- Data rows
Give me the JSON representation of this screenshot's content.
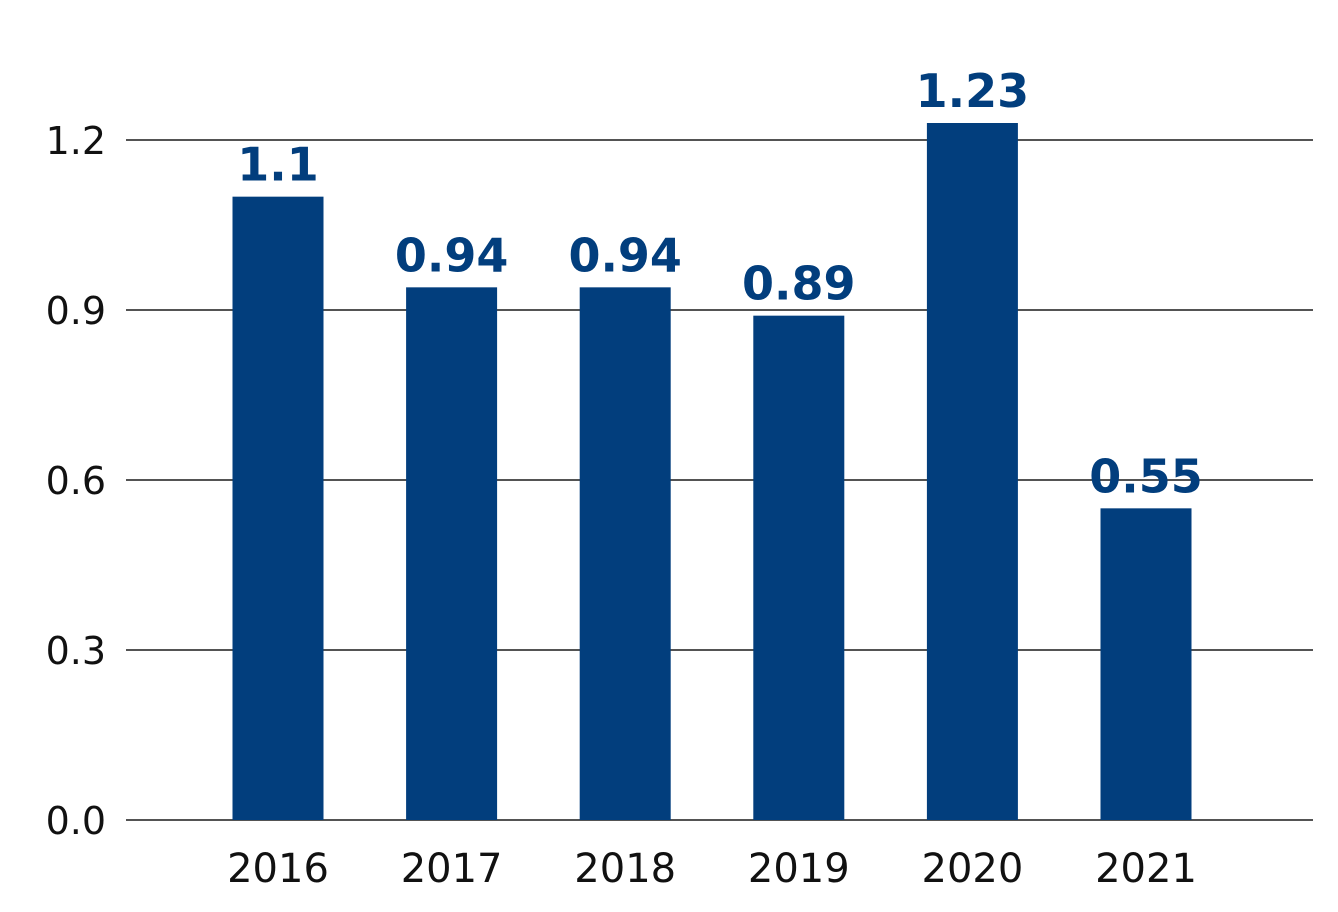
{
  "chart_data": {
    "type": "bar",
    "title": "",
    "xlabel": "",
    "ylabel": "",
    "categories": [
      "2016",
      "2017",
      "2018",
      "2019",
      "2020",
      "2021"
    ],
    "values": [
      1.1,
      0.94,
      0.94,
      0.89,
      1.23,
      0.55
    ],
    "data_labels": [
      "1.1",
      "0.94",
      "0.94",
      "0.89",
      "1.23",
      "0.55"
    ],
    "ylim": [
      0,
      1.2
    ],
    "yticks": [
      0.0,
      0.3,
      0.6,
      0.9,
      1.2
    ],
    "ytick_labels": [
      "0.0",
      "0.3",
      "0.6",
      "0.9",
      "1.2"
    ],
    "grid": true,
    "legend": "none",
    "colors": {
      "bar": "#023E7D",
      "label": "#023E7D",
      "grid": "#1A1A1A",
      "text": "#111111"
    }
  }
}
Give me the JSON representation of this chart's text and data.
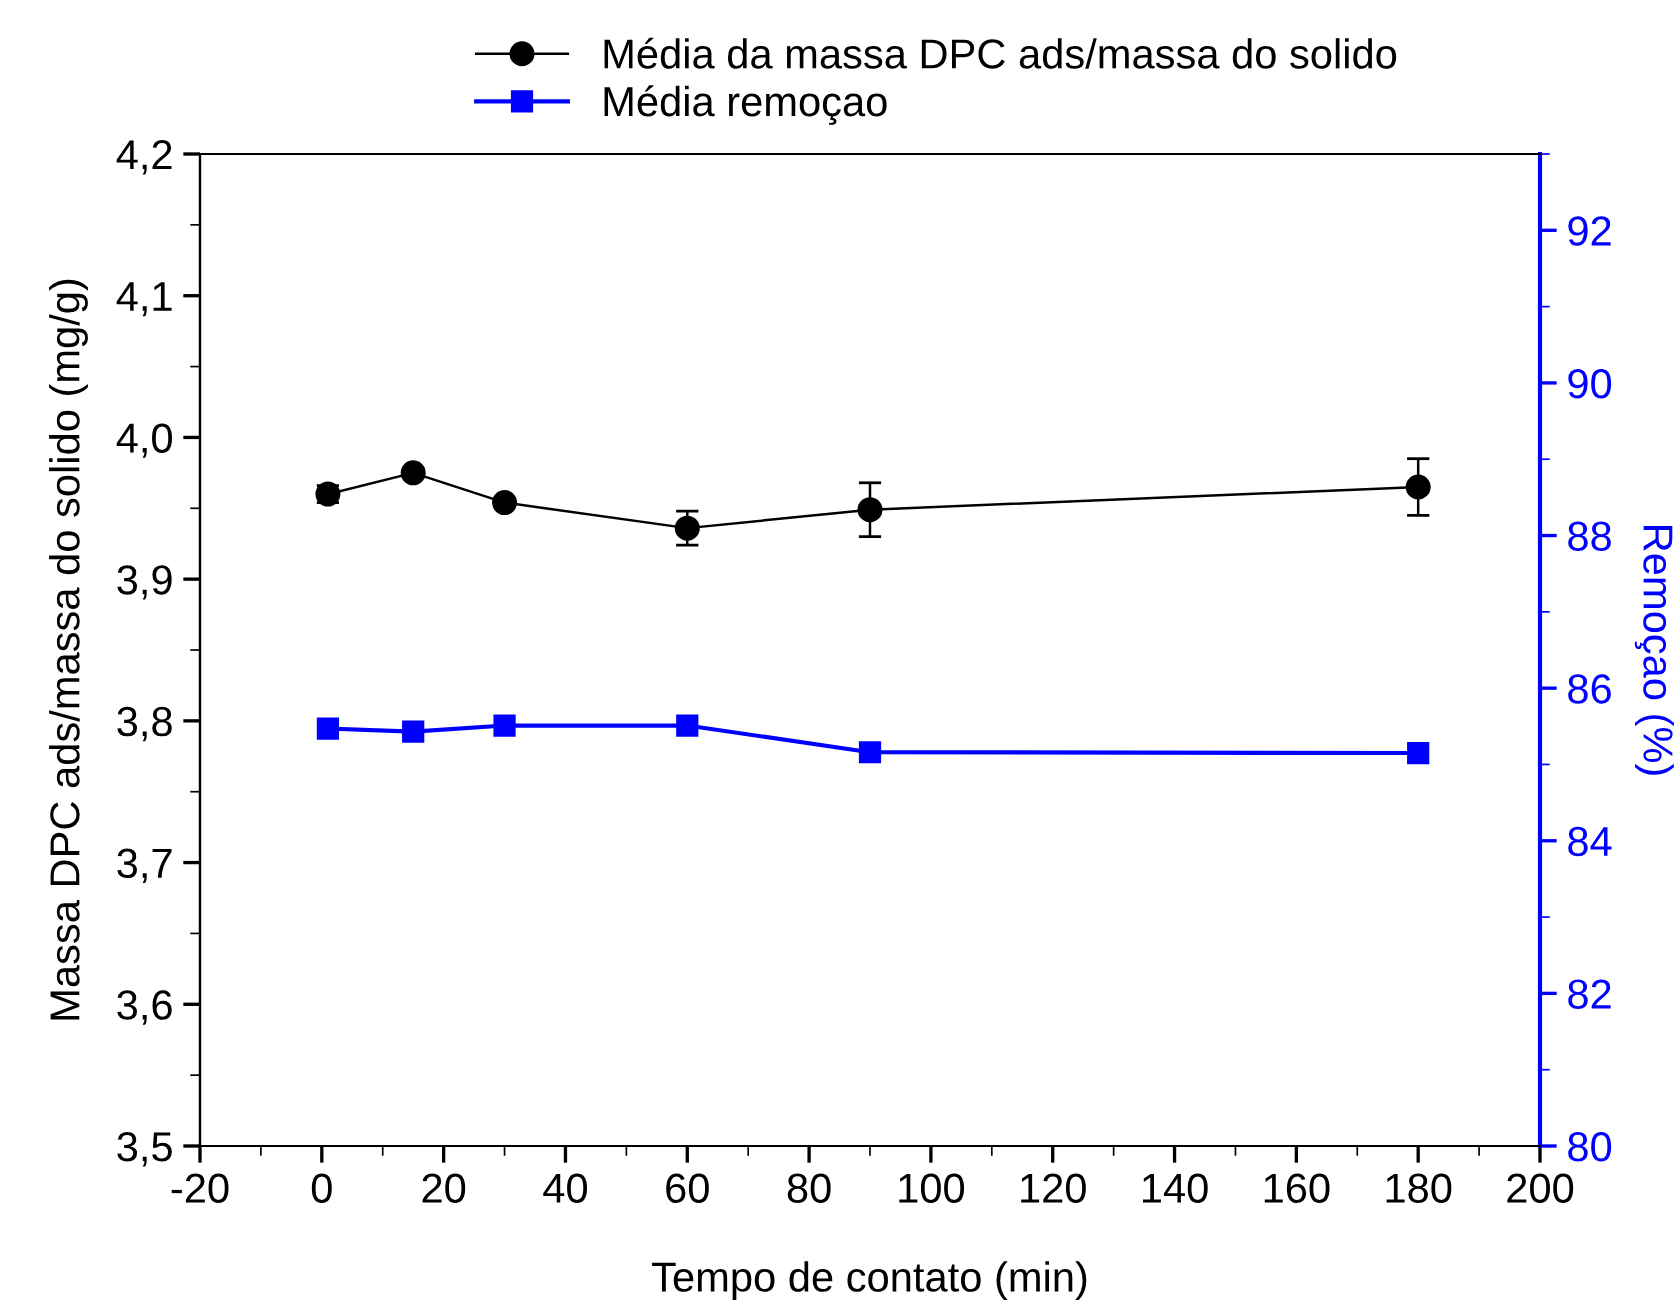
{
  "chart_data": {
    "type": "line",
    "xlabel": "Tempo de contato (min)",
    "ylabel": "Massa DPC ads/massa do solido (mg/g)",
    "y2label": "Remoçao (%)",
    "x": [
      1,
      15,
      30,
      60,
      90,
      180
    ],
    "series": [
      {
        "name": "Média da massa DPC ads/massa do solido",
        "color": "#000000",
        "marker": "circle",
        "values": [
          3.96,
          3.975,
          3.954,
          3.936,
          3.949,
          3.965
        ],
        "errors": [
          0.006,
          0.003,
          0.003,
          0.012,
          0.019,
          0.02
        ]
      },
      {
        "name": "Média remoçao",
        "color": "#0000ff",
        "marker": "square",
        "axis": "y2",
        "values": [
          85.47,
          85.43,
          85.51,
          85.51,
          85.16,
          85.15
        ]
      }
    ],
    "xlim": [
      -20,
      200
    ],
    "xticks": [
      -20,
      0,
      20,
      40,
      60,
      80,
      100,
      120,
      140,
      160,
      180,
      200
    ],
    "ylim": [
      3.5,
      4.2
    ],
    "yticks": [
      {
        "value": 3.5,
        "label": "3,5"
      },
      {
        "value": 3.6,
        "label": "3,6"
      },
      {
        "value": 3.7,
        "label": "3,7"
      },
      {
        "value": 3.8,
        "label": "3,8"
      },
      {
        "value": 3.9,
        "label": "3,9"
      },
      {
        "value": 4.0,
        "label": "4,0"
      },
      {
        "value": 4.1,
        "label": "4,1"
      },
      {
        "value": 4.2,
        "label": "4,2"
      }
    ],
    "y2lim": [
      80,
      93
    ],
    "y2ticks": [
      80,
      82,
      84,
      86,
      88,
      90,
      92
    ],
    "grid": false,
    "legend": "top",
    "line_style": "solid"
  }
}
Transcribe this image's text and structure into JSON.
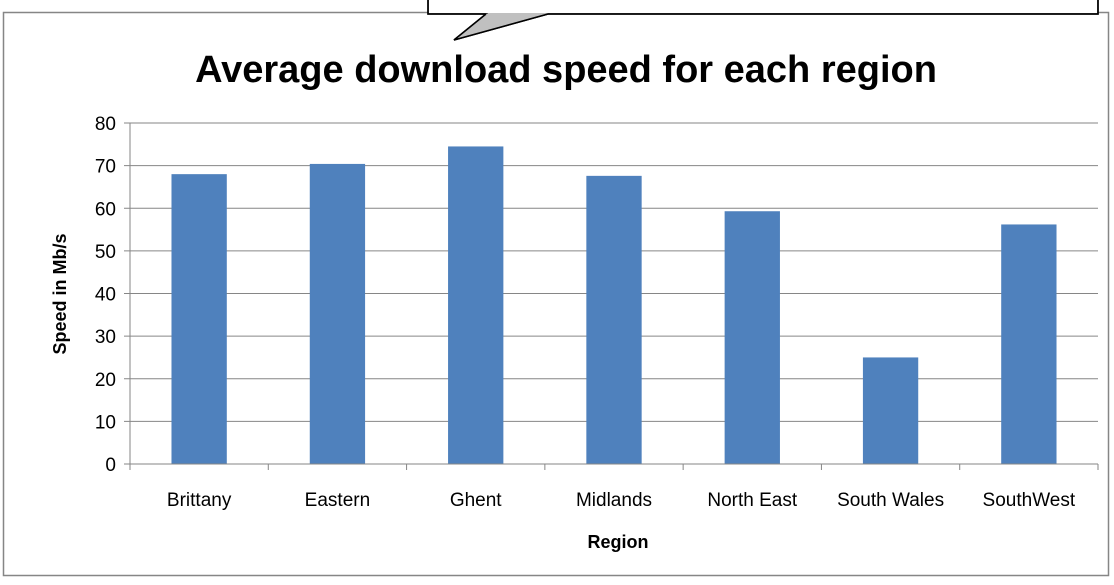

- Aim of the task
Find every line in the records above that holds the word "JSON", and copy each one.

- Solution for this task
Give me the JSON representation of this screenshot's content.
Give me the JSON representation of this chart's text and data.
Transcribe this image's text and structure into JSON.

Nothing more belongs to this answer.